Source excerpt
[Dnsmasq-discuss] dhcpv6 duid gen

Simon Kelley simon at thekelleys.org.uk
Thu Mar 1 09:50:19 GMT 2012


On 01/03/12 09:39, Jan Seiffert wrote:
> 2012/3/1 Vladislav Grishenko<themiron at mail.ru>:
>> Hi, Simon
>>
>> Currenly 2.60 uses first interface and its hw type as (time) link-layer duid
>> source with exceptions of loopback and ppp.
>> RFC3315 says "The hardware type MUST be a valid hardware type assigned by
>> the IANA, as described in RFC 826", which describes only 48bit-long ethernet
>> addresses.
>> So, if there's any kind non-ethernet interfaces in system, which has first
>> index, dnsmasq duid generation is obviously wrong.
>> Example - 6to4 tunnel interfaces
>> sit0      Link encap:UNSPEC  HWaddr
>> 00-00-00-00-00-00-4D-62-00-00-00-00-00-00-00-00
>>           NOARP  MTU:1480  Metric:1
>>           RX packets:0 errors:0 dropped:0 overruns:0 frame:0
>>           TX packets:0 errors:0 dropped:0 overruns:0 carrier:0
>>           collisions:0 txqueuelen:0
>>           RX bytes:0 (0.0 b)  TX bytes:0 (0.0 b)
>> So, instead of checking device flags, it's better to check against encap
>> type and allow only ether&ieee802, like dhcp6s/wide-dhcpv6 do.

Extracted data
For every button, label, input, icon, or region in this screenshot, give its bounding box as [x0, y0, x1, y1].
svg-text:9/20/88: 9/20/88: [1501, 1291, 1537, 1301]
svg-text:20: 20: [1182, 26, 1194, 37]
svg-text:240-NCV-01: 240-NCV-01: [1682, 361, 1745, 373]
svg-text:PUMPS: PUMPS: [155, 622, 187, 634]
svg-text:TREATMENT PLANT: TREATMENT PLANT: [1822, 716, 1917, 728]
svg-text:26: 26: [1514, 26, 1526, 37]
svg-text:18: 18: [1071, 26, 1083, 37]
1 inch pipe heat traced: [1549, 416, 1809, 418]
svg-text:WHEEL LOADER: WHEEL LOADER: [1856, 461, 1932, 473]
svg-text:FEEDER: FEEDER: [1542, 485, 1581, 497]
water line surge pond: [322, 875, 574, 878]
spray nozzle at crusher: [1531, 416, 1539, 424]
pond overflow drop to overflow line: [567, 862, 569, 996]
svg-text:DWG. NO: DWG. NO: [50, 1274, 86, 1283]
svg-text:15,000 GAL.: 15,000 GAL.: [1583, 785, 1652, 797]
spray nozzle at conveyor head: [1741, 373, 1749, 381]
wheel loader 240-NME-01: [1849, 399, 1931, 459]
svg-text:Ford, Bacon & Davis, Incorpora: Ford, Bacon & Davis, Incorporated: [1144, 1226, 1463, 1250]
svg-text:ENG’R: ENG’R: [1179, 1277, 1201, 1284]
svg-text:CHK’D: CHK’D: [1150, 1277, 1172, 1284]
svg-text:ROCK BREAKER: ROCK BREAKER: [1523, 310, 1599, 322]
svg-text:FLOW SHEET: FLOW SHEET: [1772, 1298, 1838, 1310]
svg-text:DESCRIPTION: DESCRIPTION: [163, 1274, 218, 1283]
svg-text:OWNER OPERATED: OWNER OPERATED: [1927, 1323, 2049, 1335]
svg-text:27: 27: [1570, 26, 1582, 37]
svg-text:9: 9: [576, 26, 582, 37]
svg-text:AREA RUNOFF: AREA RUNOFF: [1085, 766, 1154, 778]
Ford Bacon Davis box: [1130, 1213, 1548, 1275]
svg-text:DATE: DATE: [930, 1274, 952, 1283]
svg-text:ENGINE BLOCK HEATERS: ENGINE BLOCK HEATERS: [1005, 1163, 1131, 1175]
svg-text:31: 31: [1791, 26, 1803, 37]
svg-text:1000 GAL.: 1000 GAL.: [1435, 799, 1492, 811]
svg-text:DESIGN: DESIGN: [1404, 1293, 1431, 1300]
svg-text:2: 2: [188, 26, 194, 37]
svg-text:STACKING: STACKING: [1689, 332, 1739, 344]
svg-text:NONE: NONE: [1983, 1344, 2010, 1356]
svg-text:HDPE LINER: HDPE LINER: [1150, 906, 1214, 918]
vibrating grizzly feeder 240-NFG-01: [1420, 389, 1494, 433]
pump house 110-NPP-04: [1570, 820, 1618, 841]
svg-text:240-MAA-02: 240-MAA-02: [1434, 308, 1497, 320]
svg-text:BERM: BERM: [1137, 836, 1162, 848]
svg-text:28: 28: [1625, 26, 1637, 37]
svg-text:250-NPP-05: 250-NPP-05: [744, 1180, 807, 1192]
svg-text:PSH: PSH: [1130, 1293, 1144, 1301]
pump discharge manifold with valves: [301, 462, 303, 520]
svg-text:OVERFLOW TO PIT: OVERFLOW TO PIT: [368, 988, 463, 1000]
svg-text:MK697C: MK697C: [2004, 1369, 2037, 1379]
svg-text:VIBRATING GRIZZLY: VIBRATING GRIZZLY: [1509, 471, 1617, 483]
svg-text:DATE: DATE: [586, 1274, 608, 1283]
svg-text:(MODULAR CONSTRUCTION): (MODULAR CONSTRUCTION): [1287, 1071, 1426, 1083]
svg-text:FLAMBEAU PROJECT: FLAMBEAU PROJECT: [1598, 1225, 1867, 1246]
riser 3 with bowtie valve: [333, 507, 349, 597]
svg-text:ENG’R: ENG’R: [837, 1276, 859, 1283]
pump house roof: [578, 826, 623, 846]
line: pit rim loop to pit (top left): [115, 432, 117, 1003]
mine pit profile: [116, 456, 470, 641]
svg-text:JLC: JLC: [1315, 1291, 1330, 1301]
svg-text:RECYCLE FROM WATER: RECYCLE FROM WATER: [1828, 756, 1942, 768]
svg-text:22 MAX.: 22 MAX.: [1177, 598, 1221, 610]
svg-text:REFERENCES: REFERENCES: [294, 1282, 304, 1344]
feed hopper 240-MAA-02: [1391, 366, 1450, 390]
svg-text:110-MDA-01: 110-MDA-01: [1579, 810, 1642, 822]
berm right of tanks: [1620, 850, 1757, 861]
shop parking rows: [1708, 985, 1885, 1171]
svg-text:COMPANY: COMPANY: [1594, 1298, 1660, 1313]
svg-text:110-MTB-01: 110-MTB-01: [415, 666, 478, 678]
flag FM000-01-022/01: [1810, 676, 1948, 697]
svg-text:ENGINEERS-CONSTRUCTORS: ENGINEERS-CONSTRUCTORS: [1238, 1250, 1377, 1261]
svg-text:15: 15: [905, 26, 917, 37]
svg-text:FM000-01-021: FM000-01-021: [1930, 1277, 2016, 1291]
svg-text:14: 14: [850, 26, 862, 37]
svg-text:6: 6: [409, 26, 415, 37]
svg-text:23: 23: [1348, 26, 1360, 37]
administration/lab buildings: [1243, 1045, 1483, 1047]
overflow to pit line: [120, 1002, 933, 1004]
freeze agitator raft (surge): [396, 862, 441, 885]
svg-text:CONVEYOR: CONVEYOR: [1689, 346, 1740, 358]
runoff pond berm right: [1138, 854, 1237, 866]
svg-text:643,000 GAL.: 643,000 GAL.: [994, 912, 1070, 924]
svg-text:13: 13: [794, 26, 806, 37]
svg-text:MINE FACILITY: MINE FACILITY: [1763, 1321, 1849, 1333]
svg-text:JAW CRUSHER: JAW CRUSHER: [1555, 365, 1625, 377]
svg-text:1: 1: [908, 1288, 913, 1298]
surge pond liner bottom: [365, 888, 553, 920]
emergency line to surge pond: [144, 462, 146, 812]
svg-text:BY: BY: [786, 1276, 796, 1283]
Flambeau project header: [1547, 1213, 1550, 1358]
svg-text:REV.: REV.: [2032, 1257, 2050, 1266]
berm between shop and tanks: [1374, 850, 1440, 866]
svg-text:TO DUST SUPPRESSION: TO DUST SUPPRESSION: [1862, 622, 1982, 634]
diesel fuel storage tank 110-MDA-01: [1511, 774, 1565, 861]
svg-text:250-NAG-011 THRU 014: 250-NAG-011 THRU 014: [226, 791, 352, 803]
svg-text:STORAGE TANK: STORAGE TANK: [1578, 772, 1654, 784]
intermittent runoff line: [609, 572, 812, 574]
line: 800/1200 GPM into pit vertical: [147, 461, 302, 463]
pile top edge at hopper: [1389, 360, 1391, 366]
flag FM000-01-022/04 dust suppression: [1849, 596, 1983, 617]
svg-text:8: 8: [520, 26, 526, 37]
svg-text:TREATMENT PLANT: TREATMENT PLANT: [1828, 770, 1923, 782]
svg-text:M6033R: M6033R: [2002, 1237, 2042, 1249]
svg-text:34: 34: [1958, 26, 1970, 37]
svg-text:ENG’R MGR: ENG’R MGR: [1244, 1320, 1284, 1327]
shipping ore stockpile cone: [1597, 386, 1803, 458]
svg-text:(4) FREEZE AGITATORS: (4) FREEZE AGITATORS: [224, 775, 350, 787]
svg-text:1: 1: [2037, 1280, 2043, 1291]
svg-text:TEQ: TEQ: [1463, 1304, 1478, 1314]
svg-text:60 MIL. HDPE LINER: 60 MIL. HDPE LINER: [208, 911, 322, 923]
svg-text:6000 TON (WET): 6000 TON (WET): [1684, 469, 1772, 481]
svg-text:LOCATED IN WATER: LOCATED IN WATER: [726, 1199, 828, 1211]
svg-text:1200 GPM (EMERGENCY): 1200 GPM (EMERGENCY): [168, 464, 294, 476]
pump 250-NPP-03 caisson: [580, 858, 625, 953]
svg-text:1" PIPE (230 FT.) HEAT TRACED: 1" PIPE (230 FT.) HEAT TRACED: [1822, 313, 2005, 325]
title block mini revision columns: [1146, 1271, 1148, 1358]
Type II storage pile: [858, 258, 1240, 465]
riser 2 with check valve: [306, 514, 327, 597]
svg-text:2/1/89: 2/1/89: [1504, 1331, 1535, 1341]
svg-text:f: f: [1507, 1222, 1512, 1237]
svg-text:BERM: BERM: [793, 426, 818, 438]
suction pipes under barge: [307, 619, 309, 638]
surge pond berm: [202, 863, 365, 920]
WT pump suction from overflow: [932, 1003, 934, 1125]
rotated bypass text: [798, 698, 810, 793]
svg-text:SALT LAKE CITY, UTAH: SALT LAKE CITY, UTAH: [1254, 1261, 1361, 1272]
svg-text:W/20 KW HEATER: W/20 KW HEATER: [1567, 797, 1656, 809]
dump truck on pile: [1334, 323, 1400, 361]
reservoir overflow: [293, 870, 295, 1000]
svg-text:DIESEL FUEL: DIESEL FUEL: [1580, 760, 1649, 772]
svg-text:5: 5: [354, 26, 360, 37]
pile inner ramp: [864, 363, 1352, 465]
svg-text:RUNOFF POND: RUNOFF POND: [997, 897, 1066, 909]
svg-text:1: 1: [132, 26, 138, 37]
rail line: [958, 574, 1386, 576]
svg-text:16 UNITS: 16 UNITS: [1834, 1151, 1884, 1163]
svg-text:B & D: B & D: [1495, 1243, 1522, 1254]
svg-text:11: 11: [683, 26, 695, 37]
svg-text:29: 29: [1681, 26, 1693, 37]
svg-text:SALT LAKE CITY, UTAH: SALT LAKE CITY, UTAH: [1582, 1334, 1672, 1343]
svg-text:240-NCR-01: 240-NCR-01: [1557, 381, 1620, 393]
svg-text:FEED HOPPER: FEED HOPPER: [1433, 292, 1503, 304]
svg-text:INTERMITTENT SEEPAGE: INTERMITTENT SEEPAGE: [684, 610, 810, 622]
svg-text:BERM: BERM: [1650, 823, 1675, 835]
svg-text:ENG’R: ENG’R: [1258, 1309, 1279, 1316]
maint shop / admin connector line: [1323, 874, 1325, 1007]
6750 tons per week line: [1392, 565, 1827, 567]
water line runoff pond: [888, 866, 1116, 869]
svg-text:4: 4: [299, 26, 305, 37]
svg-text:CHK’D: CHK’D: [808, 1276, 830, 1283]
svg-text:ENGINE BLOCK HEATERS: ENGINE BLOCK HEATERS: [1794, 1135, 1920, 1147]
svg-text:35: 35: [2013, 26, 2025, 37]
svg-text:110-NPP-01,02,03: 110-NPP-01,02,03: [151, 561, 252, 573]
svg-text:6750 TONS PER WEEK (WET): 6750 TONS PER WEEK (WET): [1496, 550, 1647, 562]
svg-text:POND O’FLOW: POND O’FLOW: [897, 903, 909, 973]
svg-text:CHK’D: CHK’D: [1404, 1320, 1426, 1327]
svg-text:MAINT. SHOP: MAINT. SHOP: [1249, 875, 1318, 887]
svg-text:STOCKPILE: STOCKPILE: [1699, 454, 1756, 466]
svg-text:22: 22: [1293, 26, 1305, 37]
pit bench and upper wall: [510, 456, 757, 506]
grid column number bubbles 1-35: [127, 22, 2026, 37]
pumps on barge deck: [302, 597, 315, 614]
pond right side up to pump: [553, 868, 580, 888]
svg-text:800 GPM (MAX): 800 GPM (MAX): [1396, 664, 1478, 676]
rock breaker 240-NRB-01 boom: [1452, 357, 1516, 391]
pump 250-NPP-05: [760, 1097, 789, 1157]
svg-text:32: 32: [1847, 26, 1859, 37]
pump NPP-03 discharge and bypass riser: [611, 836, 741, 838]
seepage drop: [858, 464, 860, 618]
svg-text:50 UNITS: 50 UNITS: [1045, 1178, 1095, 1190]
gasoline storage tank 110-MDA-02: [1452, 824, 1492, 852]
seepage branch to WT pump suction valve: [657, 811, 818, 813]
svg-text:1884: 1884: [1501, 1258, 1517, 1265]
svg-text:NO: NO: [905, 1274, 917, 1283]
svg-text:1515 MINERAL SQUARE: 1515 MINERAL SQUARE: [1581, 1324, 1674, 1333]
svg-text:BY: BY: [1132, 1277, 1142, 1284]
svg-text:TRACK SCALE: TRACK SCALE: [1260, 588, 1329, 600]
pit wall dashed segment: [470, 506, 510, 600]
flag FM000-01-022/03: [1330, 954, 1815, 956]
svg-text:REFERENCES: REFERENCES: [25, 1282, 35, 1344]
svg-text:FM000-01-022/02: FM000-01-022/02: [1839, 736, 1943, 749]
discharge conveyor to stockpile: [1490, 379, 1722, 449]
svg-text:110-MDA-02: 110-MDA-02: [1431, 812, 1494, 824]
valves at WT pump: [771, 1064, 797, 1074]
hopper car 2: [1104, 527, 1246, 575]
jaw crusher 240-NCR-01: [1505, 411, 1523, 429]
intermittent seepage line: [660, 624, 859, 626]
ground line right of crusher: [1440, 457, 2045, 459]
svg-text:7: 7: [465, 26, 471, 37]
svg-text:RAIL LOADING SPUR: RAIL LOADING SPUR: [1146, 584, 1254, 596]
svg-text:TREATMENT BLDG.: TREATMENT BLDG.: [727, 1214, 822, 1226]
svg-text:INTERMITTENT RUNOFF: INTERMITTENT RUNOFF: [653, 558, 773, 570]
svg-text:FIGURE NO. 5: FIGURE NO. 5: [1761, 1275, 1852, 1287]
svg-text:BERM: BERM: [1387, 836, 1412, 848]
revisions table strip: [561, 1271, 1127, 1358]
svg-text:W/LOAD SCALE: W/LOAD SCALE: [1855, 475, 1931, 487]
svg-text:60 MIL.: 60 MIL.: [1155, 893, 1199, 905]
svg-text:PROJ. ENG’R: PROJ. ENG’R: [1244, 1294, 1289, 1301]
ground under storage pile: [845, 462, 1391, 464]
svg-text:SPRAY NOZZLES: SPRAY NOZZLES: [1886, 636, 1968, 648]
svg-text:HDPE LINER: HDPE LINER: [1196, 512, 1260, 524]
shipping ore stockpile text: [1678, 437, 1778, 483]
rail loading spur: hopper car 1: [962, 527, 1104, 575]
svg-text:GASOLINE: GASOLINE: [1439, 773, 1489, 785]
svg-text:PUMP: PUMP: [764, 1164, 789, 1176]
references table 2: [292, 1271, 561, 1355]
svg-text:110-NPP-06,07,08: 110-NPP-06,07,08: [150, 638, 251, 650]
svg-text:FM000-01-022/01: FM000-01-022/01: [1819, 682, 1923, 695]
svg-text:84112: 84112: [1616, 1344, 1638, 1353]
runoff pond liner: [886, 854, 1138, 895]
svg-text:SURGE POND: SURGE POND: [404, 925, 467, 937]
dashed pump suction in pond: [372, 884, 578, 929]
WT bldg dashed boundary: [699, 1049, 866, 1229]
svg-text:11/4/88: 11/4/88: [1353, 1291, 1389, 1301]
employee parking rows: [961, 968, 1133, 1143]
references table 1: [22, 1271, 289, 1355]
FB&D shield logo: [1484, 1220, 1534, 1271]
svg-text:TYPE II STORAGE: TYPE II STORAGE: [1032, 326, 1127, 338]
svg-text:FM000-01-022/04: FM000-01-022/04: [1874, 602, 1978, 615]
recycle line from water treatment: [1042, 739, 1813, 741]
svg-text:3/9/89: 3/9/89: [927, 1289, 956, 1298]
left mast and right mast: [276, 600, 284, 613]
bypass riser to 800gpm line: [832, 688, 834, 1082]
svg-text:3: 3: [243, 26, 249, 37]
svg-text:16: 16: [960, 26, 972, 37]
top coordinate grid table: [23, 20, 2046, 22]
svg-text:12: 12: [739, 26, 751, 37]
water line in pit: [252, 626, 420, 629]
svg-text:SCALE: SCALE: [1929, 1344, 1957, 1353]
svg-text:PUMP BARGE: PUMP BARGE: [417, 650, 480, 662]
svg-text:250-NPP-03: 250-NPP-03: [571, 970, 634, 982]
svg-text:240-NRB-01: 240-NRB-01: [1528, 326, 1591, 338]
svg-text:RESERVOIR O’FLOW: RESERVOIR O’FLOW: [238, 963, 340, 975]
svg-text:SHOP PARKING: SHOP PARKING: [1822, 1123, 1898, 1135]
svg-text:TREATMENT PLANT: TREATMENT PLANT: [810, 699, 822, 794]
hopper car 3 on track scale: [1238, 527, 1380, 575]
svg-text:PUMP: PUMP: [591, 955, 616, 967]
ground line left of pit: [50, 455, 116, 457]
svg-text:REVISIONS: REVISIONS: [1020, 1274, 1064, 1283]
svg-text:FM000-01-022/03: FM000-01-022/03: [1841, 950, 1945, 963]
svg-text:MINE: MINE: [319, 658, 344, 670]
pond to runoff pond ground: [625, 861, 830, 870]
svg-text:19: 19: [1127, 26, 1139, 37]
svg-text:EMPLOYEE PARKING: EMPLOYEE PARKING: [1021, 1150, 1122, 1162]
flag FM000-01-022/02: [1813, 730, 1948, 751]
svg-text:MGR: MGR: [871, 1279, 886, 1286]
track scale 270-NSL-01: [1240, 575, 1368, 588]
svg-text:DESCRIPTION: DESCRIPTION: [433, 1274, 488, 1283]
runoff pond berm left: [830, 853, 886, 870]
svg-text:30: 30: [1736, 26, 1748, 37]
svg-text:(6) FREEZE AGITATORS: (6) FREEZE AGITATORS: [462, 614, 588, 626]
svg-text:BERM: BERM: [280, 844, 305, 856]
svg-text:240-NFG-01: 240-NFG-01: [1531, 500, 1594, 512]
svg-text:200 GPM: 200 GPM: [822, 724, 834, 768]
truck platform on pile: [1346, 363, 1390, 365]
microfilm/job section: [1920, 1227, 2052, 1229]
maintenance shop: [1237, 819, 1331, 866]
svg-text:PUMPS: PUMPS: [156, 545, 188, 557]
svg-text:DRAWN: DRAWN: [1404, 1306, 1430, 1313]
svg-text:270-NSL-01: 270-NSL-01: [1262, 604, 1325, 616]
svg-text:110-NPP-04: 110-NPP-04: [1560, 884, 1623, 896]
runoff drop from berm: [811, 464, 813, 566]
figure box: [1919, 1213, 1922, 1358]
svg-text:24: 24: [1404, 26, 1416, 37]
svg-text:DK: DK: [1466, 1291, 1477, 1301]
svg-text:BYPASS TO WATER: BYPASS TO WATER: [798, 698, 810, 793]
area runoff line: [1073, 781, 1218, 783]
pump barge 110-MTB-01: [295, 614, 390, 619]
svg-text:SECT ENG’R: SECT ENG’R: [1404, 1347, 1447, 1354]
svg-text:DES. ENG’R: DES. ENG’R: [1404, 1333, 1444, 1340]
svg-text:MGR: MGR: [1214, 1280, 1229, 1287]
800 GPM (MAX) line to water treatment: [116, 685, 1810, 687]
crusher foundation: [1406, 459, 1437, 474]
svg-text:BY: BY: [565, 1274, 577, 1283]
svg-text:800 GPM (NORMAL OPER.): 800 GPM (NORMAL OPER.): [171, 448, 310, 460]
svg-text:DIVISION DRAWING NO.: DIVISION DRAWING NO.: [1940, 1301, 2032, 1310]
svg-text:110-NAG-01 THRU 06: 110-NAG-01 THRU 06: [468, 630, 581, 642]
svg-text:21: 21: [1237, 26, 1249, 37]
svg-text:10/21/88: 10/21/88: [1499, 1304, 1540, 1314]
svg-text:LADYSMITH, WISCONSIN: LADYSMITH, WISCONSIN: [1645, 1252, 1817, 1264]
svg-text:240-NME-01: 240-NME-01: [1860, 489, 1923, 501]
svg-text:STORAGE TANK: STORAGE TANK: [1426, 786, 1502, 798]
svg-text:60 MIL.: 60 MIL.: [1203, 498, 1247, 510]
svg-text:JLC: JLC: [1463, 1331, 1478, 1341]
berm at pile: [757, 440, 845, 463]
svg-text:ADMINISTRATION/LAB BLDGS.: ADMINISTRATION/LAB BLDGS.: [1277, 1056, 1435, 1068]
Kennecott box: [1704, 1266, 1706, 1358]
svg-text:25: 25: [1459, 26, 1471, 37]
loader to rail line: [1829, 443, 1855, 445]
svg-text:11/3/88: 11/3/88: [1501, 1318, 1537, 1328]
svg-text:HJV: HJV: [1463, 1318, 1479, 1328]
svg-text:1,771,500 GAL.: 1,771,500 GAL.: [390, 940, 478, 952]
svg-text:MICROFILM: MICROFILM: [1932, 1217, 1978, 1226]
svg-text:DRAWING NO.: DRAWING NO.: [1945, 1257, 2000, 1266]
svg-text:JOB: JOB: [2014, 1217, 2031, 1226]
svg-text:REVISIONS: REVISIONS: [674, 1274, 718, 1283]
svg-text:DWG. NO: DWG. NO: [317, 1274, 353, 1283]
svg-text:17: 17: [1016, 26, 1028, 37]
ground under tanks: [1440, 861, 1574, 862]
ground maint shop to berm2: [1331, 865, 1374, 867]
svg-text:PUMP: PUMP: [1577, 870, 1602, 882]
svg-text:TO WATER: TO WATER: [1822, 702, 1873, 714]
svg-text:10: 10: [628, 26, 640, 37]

Your objective
Answer these questions about the mailing-list post on DUID generation, one answer per line:
1. Which two exceptions does dnsmasq 2.60 make when it uses the first interface as the DUID source?
2. What MTU is listed for the sit0 interface?
3. Which encapsulation types does the post propose allowing?

Task result
1. Loopback and ppp.
2. 1480.
3. Ether and ieee802.